● STATED EXERCISE:
Repeat every entry in the listing below, exactly.

_ _ _ _ _ _ _

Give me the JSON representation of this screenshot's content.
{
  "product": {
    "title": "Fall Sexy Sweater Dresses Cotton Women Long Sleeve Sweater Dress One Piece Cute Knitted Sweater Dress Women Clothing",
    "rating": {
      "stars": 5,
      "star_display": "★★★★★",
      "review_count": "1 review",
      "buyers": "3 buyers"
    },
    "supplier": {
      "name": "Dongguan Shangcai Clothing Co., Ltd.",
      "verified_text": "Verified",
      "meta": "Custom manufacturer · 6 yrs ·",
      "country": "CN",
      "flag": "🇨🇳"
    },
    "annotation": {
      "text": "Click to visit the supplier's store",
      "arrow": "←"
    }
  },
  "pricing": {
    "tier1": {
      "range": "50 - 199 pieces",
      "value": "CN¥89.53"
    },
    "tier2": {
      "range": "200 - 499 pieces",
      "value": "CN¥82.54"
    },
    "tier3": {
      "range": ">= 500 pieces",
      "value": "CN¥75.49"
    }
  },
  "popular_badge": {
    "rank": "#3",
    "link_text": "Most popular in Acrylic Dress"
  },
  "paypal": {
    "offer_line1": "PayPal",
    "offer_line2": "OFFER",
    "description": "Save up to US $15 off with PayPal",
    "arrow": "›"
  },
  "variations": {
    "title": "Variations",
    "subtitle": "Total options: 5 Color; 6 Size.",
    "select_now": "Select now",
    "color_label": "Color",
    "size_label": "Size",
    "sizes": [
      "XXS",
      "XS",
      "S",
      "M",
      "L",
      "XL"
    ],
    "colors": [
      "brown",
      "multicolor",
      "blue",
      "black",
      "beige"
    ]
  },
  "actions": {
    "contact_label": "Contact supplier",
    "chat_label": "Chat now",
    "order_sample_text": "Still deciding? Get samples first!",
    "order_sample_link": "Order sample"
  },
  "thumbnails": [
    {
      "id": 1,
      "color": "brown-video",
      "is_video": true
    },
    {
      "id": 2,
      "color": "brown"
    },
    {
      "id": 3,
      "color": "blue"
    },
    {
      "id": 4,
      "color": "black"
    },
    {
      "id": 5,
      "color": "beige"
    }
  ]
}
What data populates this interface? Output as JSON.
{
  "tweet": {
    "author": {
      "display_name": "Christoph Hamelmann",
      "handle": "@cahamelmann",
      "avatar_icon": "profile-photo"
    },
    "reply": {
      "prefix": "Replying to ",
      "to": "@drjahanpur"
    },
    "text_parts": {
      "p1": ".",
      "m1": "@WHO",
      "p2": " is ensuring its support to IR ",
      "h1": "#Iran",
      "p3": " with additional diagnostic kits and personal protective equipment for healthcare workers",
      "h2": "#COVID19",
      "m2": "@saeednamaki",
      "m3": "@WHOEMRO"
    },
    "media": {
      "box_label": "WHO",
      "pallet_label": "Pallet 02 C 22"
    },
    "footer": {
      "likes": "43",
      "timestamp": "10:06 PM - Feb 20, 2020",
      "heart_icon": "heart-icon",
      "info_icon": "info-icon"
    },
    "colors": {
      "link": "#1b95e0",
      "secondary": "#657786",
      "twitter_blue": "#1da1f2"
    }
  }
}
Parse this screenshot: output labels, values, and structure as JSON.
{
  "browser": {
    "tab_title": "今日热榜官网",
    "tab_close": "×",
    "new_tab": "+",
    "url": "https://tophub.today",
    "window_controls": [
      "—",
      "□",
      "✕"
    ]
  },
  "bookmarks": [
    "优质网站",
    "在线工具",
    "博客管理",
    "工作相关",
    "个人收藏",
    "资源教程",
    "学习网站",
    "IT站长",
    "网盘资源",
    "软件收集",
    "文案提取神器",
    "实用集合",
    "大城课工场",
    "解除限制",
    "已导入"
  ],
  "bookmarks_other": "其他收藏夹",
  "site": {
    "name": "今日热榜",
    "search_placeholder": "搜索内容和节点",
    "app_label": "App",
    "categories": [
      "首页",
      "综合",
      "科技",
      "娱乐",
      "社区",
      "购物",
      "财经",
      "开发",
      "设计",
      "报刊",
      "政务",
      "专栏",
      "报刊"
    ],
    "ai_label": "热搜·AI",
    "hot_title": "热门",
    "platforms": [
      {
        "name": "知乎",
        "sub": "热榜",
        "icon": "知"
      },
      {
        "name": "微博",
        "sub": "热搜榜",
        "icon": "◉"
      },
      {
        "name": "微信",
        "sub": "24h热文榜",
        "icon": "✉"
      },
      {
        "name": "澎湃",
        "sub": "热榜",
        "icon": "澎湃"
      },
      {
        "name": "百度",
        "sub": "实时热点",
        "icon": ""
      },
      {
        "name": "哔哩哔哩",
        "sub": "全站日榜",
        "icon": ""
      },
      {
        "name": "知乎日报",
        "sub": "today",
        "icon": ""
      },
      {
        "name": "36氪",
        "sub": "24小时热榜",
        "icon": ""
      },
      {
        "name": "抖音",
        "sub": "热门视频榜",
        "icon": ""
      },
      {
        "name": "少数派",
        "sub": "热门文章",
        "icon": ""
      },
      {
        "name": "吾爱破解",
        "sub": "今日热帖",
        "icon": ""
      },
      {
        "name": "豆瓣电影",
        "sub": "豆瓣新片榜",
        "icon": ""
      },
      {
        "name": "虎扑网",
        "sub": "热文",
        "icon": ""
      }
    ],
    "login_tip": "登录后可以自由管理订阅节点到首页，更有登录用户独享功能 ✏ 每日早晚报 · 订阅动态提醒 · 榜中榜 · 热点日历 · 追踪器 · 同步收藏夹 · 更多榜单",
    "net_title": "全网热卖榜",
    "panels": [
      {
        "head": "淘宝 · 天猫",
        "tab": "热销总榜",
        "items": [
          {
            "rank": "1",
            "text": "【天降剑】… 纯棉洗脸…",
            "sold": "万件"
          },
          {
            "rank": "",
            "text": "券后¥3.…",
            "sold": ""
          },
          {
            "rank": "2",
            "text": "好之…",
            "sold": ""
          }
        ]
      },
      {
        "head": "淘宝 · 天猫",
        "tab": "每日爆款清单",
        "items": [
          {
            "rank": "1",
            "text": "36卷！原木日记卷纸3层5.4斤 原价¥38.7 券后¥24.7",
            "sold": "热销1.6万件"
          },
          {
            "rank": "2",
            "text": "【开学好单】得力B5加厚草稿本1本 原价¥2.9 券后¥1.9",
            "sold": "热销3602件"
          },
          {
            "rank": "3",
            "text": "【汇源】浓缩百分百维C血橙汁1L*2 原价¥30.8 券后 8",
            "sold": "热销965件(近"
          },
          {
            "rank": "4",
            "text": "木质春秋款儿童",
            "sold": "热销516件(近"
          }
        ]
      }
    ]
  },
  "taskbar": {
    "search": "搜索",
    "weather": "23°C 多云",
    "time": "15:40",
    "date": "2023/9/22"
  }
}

_ _ _ _ _ _ _

● ANSWER TO THE TASK:
Give me the JSON representation of this screenshot's content.
{
  "product": {
    "title": "Fall Sexy Sweater Dresses Cotton Women Long Sleeve Sweater Dress One Piece Cute Knitted Sweater Dress Women Clothing",
    "rating": {
      "stars": 5,
      "star_display": "★★★★★",
      "review_count": "1 review",
      "buyers": "3 buyers"
    },
    "supplier": {
      "name": "Dongguan Shangcai Clothing Co., Ltd.",
      "verified_text": "Verified",
      "meta": "Custom manufacturer · 6 yrs ·",
      "country": "CN",
      "flag": "🇨🇳"
    },
    "annotation": {
      "text": "Click to visit the supplier's store",
      "arrow": "←"
    }
  },
  "pricing": {
    "tier1": {
      "range": "50 - 199 pieces",
      "value": "CN¥89.53"
    },
    "tier2": {
      "range": "200 - 499 pieces",
      "value": "CN¥82.54"
    },
    "tier3": {
      "range": ">= 500 pieces",
      "value": "CN¥75.49"
    }
  },
  "popular_badge": {
    "rank": "#3",
    "link_text": "Most popular in Acrylic Dress"
  },
  "paypal": {
    "offer_line1": "PayPal",
    "offer_line2": "OFFER",
    "description": "Save up to US $15 off with PayPal",
    "arrow": "›"
  },
  "variations": {
    "title": "Variations",
    "subtitle": "Total options: 5 Color; 6 Size.",
    "select_now": "Select now",
    "color_label": "Color",
    "size_label": "Size",
    "sizes": [
      "XXS",
      "XS",
      "S",
      "M",
      "L",
      "XL"
    ],
    "colors": [
      "brown",
      "multicolor",
      "blue",
      "black",
      "beige"
    ]
  },
  "actions": {
    "contact_label": "Contact supplier",
    "chat_label": "Chat now",
    "order_sample_text": "Still deciding? Get samples first!",
    "order_sample_link": "Order sample"
  },
  "thumbnails": [
    {
      "id": 1,
      "color": "brown-video",
      "is_video": true
    },
    {
      "id": 2,
      "color": "brown"
    },
    {
      "id": 3,
      "color": "blue"
    },
    {
      "id": 4,
      "color": "black"
    },
    {
      "id": 5,
      "color": "beige"
    }
  ]
}
What data populates this interface? Output as JSON.
{
  "tweet": {
    "author": {
      "display_name": "Christoph Hamelmann",
      "handle": "@cahamelmann",
      "avatar_icon": "profile-photo"
    },
    "reply": {
      "prefix": "Replying to ",
      "to": "@drjahanpur"
    },
    "text_parts": {
      "p1": ".",
      "m1": "@WHO",
      "p2": " is ensuring its support to IR ",
      "h1": "#Iran",
      "p3": " with additional diagnostic kits and personal protective equipment for healthcare workers",
      "h2": "#COVID19",
      "m2": "@saeednamaki",
      "m3": "@WHOEMRO"
    },
    "media": {
      "box_label": "WHO",
      "pallet_label": "Pallet 02 C 22"
    },
    "footer": {
      "likes": "43",
      "timestamp": "10:06 PM - Feb 20, 2020",
      "heart_icon": "heart-icon",
      "info_icon": "info-icon"
    },
    "colors": {
      "link": "#1b95e0",
      "secondary": "#657786",
      "twitter_blue": "#1da1f2"
    }
  }
}
Parse this screenshot: output labels, values, and structure as JSON.
{
  "browser": {
    "tab_title": "今日热榜官网",
    "tab_close": "×",
    "new_tab": "+",
    "url": "https://tophub.today",
    "window_controls": [
      "—",
      "□",
      "✕"
    ]
  },
  "bookmarks": [
    "优质网站",
    "在线工具",
    "博客管理",
    "工作相关",
    "个人收藏",
    "资源教程",
    "学习网站",
    "IT站长",
    "网盘资源",
    "软件收集",
    "文案提取神器",
    "实用集合",
    "大城课工场",
    "解除限制",
    "已导入"
  ],
  "bookmarks_other": "其他收藏夹",
  "site": {
    "name": "今日热榜",
    "search_placeholder": "搜索内容和节点",
    "app_label": "App",
    "categories": [
      "首页",
      "综合",
      "科技",
      "娱乐",
      "社区",
      "购物",
      "财经",
      "开发",
      "设计",
      "报刊",
      "政务",
      "专栏",
      "报刊"
    ],
    "ai_label": "热搜·AI",
    "hot_title": "热门",
    "platforms": [
      {
        "name": "知乎",
        "sub": "热榜",
        "icon": "知"
      },
      {
        "name": "微博",
        "sub": "热搜榜",
        "icon": "◉"
      },
      {
        "name": "微信",
        "sub": "24h热文榜",
        "icon": "✉"
      },
      {
        "name": "澎湃",
        "sub": "热榜",
        "icon": "澎湃"
      },
      {
        "name": "百度",
        "sub": "实时热点",
        "icon": ""
      },
      {
        "name": "哔哩哔哩",
        "sub": "全站日榜",
        "icon": ""
      },
      {
        "name": "知乎日报",
        "sub": "today",
        "icon": ""
      },
      {
        "name": "36氪",
        "sub": "24小时热榜",
        "icon": ""
      },
      {
        "name": "抖音",
        "sub": "热门视频榜",
        "icon": ""
      },
      {
        "name": "少数派",
        "sub": "热门文章",
        "icon": ""
      },
      {
        "name": "吾爱破解",
        "sub": "今日热帖",
        "icon": ""
      },
      {
        "name": "豆瓣电影",
        "sub": "豆瓣新片榜",
        "icon": ""
      },
      {
        "name": "虎扑网",
        "sub": "热文",
        "icon": ""
      }
    ],
    "login_tip": "登录后可以自由管理订阅节点到首页，更有登录用户独享功能 ✏ 每日早晚报 · 订阅动态提醒 · 榜中榜 · 热点日历 · 追踪器 · 同步收藏夹 · 更多榜单",
    "net_title": "全网热卖榜",
    "panels": [
      {
        "head": "淘宝 · 天猫",
        "tab": "热销总榜",
        "items": [
          {
            "rank": "1",
            "text": "【天降剑】… 纯棉洗脸…",
            "sold": "万件"
          },
          {
            "rank": "",
            "text": "券后¥3.…",
            "sold": ""
          },
          {
            "rank": "2",
            "text": "好之…",
            "sold": ""
          }
        ]
      },
      {
        "head": "淘宝 · 天猫",
        "tab": "每日爆款清单",
        "items": [
          {
            "rank": "1",
            "text": "36卷！原木日记卷纸3层5.4斤 原价¥38.7 券后¥24.7",
            "sold": "热销1.6万件"
          },
          {
            "rank": "2",
            "text": "【开学好单】得力B5加厚草稿本1本 原价¥2.9 券后¥1.9",
            "sold": "热销3602件"
          },
          {
            "rank": "3",
            "text": "【汇源】浓缩百分百维C血橙汁1L*2 原价¥30.8 券后 8",
            "sold": "热销965件(近"
          },
          {
            "rank": "4",
            "text": "木质春秋款儿童",
            "sold": "热销516件(近"
          }
        ]
      }
    ]
  },
  "taskbar": {
    "search": "搜索",
    "weather": "23°C 多云",
    "time": "15:40",
    "date": "2023/9/22"
  }
}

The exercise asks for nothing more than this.